--- BEGIN Provided material ---

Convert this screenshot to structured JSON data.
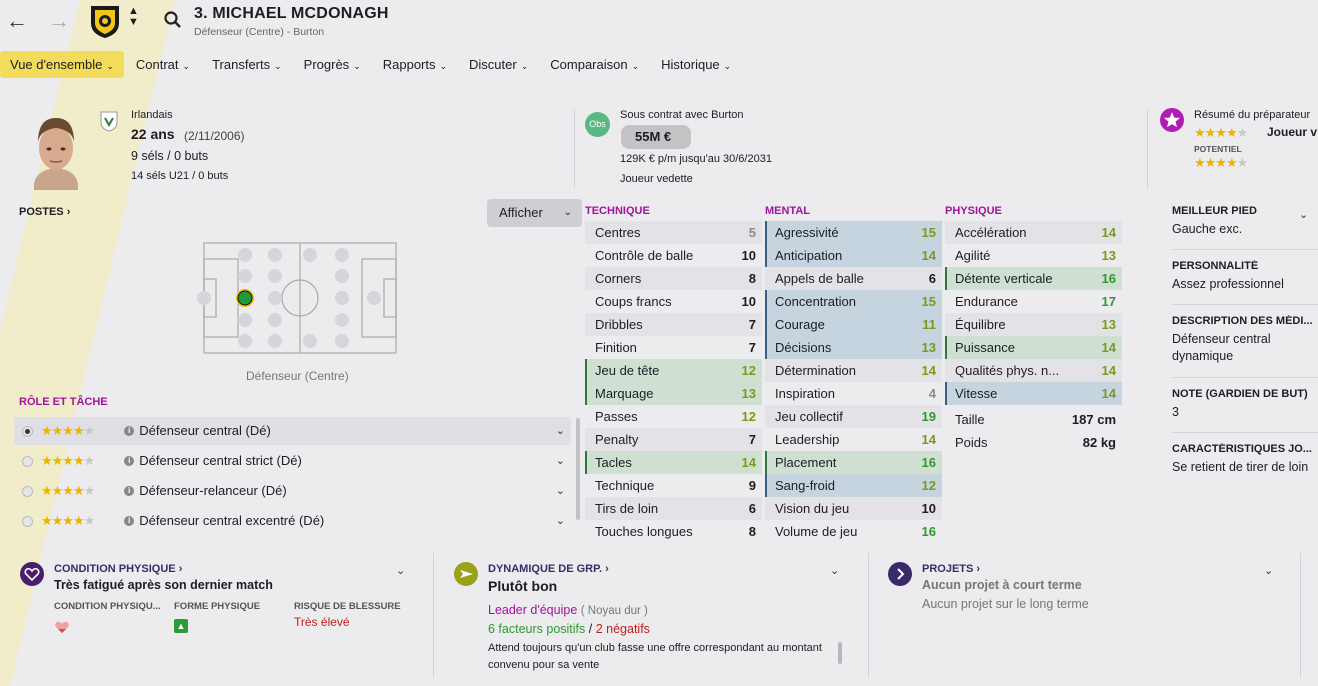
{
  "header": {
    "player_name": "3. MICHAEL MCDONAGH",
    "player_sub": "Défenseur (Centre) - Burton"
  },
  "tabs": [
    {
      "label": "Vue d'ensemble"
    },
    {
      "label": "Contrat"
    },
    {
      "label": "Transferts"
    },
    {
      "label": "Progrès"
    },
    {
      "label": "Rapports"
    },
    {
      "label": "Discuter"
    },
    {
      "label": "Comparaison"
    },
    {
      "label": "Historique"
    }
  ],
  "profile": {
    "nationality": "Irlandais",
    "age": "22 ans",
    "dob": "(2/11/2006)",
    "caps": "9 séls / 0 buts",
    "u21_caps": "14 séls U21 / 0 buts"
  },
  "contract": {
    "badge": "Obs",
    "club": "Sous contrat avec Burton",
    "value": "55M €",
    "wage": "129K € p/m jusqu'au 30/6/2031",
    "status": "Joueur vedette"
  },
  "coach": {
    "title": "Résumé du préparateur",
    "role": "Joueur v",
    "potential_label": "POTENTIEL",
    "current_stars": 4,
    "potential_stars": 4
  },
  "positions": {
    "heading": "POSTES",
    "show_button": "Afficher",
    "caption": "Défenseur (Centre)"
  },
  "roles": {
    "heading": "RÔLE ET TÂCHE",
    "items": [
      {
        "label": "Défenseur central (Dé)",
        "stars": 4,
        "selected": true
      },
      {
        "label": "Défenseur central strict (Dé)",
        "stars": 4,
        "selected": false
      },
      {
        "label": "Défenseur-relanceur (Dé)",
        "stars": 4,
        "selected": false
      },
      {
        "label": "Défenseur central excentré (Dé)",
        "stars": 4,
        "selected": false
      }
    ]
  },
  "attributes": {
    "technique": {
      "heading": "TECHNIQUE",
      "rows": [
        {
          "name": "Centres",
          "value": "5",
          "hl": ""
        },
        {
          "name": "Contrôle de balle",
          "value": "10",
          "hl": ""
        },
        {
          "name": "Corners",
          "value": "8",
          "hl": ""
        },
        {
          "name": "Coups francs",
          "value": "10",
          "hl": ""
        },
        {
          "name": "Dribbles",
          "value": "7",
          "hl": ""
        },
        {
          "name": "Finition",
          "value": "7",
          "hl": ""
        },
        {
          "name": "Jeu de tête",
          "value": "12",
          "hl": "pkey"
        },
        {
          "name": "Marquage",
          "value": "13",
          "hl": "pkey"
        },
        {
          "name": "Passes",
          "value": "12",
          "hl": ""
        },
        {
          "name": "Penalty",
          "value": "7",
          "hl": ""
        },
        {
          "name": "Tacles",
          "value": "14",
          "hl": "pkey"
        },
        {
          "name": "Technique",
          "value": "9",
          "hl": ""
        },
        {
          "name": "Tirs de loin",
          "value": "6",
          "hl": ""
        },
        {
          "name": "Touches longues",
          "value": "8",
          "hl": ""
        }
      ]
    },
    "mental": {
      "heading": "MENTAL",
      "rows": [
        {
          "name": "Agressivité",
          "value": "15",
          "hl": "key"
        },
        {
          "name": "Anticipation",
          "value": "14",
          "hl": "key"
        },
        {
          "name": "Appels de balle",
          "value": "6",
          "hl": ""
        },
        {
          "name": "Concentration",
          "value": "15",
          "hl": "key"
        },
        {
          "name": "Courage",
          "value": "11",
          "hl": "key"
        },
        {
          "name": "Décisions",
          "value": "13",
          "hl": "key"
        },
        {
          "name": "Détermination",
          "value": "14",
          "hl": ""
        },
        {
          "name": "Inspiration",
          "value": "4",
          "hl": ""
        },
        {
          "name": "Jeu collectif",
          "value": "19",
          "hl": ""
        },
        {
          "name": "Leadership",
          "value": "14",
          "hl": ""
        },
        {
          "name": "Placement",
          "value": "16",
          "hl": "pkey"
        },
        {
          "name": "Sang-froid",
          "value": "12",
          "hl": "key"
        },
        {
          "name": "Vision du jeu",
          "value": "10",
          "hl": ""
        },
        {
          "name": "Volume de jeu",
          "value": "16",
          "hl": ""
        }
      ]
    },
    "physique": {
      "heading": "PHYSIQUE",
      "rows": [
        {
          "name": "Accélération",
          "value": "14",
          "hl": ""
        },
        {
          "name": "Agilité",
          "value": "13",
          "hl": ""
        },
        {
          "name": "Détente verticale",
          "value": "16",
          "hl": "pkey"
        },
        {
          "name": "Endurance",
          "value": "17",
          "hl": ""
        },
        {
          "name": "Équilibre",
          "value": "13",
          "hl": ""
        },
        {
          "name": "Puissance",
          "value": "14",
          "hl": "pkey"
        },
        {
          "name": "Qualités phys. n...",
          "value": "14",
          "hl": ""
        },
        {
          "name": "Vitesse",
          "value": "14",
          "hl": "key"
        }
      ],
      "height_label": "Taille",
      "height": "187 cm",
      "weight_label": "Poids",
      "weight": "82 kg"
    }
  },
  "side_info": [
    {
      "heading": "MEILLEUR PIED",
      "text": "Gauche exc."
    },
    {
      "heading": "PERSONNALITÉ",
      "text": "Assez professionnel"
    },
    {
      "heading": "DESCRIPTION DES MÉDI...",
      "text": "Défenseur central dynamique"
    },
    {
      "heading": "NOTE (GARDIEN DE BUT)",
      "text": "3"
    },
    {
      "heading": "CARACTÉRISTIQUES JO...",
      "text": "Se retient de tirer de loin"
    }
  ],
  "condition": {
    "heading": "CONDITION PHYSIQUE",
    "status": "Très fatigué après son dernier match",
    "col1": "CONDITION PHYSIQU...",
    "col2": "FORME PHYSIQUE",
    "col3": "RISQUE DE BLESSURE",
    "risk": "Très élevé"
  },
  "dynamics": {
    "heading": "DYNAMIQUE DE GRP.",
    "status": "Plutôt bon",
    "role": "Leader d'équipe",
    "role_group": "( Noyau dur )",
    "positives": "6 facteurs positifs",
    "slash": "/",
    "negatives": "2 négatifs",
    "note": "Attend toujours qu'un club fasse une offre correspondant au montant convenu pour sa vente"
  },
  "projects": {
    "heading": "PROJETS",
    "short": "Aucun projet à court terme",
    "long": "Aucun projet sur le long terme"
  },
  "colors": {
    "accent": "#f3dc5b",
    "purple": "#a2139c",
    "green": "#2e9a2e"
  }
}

--- END Provided material ---

» **What to do**: Keep the pictures out of the copy and return the rest of the data above exactly.

» **Exercise response**:
Convert this screenshot to structured JSON data.
{
  "header": {
    "player_name": "3. MICHAEL MCDONAGH",
    "player_sub": "Défenseur (Centre) - Burton"
  },
  "tabs": [
    {
      "label": "Vue d'ensemble"
    },
    {
      "label": "Contrat"
    },
    {
      "label": "Transferts"
    },
    {
      "label": "Progrès"
    },
    {
      "label": "Rapports"
    },
    {
      "label": "Discuter"
    },
    {
      "label": "Comparaison"
    },
    {
      "label": "Historique"
    }
  ],
  "profile": {
    "nationality": "Irlandais",
    "age": "22 ans",
    "dob": "(2/11/2006)",
    "caps": "9 séls / 0 buts",
    "u21_caps": "14 séls U21 / 0 buts"
  },
  "contract": {
    "badge": "Obs",
    "club": "Sous contrat avec Burton",
    "value": "55M €",
    "wage": "129K € p/m jusqu'au 30/6/2031",
    "status": "Joueur vedette"
  },
  "coach": {
    "title": "Résumé du préparateur",
    "role": "Joueur v",
    "potential_label": "POTENTIEL",
    "current_stars": 4,
    "potential_stars": 4
  },
  "positions": {
    "heading": "POSTES",
    "show_button": "Afficher",
    "caption": "Défenseur (Centre)"
  },
  "roles": {
    "heading": "RÔLE ET TÂCHE",
    "items": [
      {
        "label": "Défenseur central (Dé)",
        "stars": 4,
        "selected": true
      },
      {
        "label": "Défenseur central strict (Dé)",
        "stars": 4,
        "selected": false
      },
      {
        "label": "Défenseur-relanceur (Dé)",
        "stars": 4,
        "selected": false
      },
      {
        "label": "Défenseur central excentré (Dé)",
        "stars": 4,
        "selected": false
      }
    ]
  },
  "attributes": {
    "technique": {
      "heading": "TECHNIQUE",
      "rows": [
        {
          "name": "Centres",
          "value": "5",
          "hl": ""
        },
        {
          "name": "Contrôle de balle",
          "value": "10",
          "hl": ""
        },
        {
          "name": "Corners",
          "value": "8",
          "hl": ""
        },
        {
          "name": "Coups francs",
          "value": "10",
          "hl": ""
        },
        {
          "name": "Dribbles",
          "value": "7",
          "hl": ""
        },
        {
          "name": "Finition",
          "value": "7",
          "hl": ""
        },
        {
          "name": "Jeu de tête",
          "value": "12",
          "hl": "pkey"
        },
        {
          "name": "Marquage",
          "value": "13",
          "hl": "pkey"
        },
        {
          "name": "Passes",
          "value": "12",
          "hl": ""
        },
        {
          "name": "Penalty",
          "value": "7",
          "hl": ""
        },
        {
          "name": "Tacles",
          "value": "14",
          "hl": "pkey"
        },
        {
          "name": "Technique",
          "value": "9",
          "hl": ""
        },
        {
          "name": "Tirs de loin",
          "value": "6",
          "hl": ""
        },
        {
          "name": "Touches longues",
          "value": "8",
          "hl": ""
        }
      ]
    },
    "mental": {
      "heading": "MENTAL",
      "rows": [
        {
          "name": "Agressivité",
          "value": "15",
          "hl": "key"
        },
        {
          "name": "Anticipation",
          "value": "14",
          "hl": "key"
        },
        {
          "name": "Appels de balle",
          "value": "6",
          "hl": ""
        },
        {
          "name": "Concentration",
          "value": "15",
          "hl": "key"
        },
        {
          "name": "Courage",
          "value": "11",
          "hl": "key"
        },
        {
          "name": "Décisions",
          "value": "13",
          "hl": "key"
        },
        {
          "name": "Détermination",
          "value": "14",
          "hl": ""
        },
        {
          "name": "Inspiration",
          "value": "4",
          "hl": ""
        },
        {
          "name": "Jeu collectif",
          "value": "19",
          "hl": ""
        },
        {
          "name": "Leadership",
          "value": "14",
          "hl": ""
        },
        {
          "name": "Placement",
          "value": "16",
          "hl": "pkey"
        },
        {
          "name": "Sang-froid",
          "value": "12",
          "hl": "key"
        },
        {
          "name": "Vision du jeu",
          "value": "10",
          "hl": ""
        },
        {
          "name": "Volume de jeu",
          "value": "16",
          "hl": ""
        }
      ]
    },
    "physique": {
      "heading": "PHYSIQUE",
      "rows": [
        {
          "name": "Accélération",
          "value": "14",
          "hl": ""
        },
        {
          "name": "Agilité",
          "value": "13",
          "hl": ""
        },
        {
          "name": "Détente verticale",
          "value": "16",
          "hl": "pkey"
        },
        {
          "name": "Endurance",
          "value": "17",
          "hl": ""
        },
        {
          "name": "Équilibre",
          "value": "13",
          "hl": ""
        },
        {
          "name": "Puissance",
          "value": "14",
          "hl": "pkey"
        },
        {
          "name": "Qualités phys. n...",
          "value": "14",
          "hl": ""
        },
        {
          "name": "Vitesse",
          "value": "14",
          "hl": "key"
        }
      ],
      "height_label": "Taille",
      "height": "187 cm",
      "weight_label": "Poids",
      "weight": "82 kg"
    }
  },
  "side_info": [
    {
      "heading": "MEILLEUR PIED",
      "text": "Gauche exc."
    },
    {
      "heading": "PERSONNALITÉ",
      "text": "Assez professionnel"
    },
    {
      "heading": "DESCRIPTION DES MÉDI...",
      "text": "Défenseur central dynamique"
    },
    {
      "heading": "NOTE (GARDIEN DE BUT)",
      "text": "3"
    },
    {
      "heading": "CARACTÉRISTIQUES JO...",
      "text": "Se retient de tirer de loin"
    }
  ],
  "condition": {
    "heading": "CONDITION PHYSIQUE",
    "status": "Très fatigué après son dernier match",
    "col1": "CONDITION PHYSIQU...",
    "col2": "FORME PHYSIQUE",
    "col3": "RISQUE DE BLESSURE",
    "risk": "Très élevé"
  },
  "dynamics": {
    "heading": "DYNAMIQUE DE GRP.",
    "status": "Plutôt bon",
    "role": "Leader d'équipe",
    "role_group": "( Noyau dur )",
    "positives": "6 facteurs positifs",
    "slash": "/",
    "negatives": "2 négatifs",
    "note": "Attend toujours qu'un club fasse une offre correspondant au montant convenu pour sa vente"
  },
  "projects": {
    "heading": "PROJETS",
    "short": "Aucun projet à court terme",
    "long": "Aucun projet sur le long terme"
  },
  "colors": {
    "accent": "#f3dc5b",
    "purple": "#a2139c",
    "green": "#2e9a2e"
  }
}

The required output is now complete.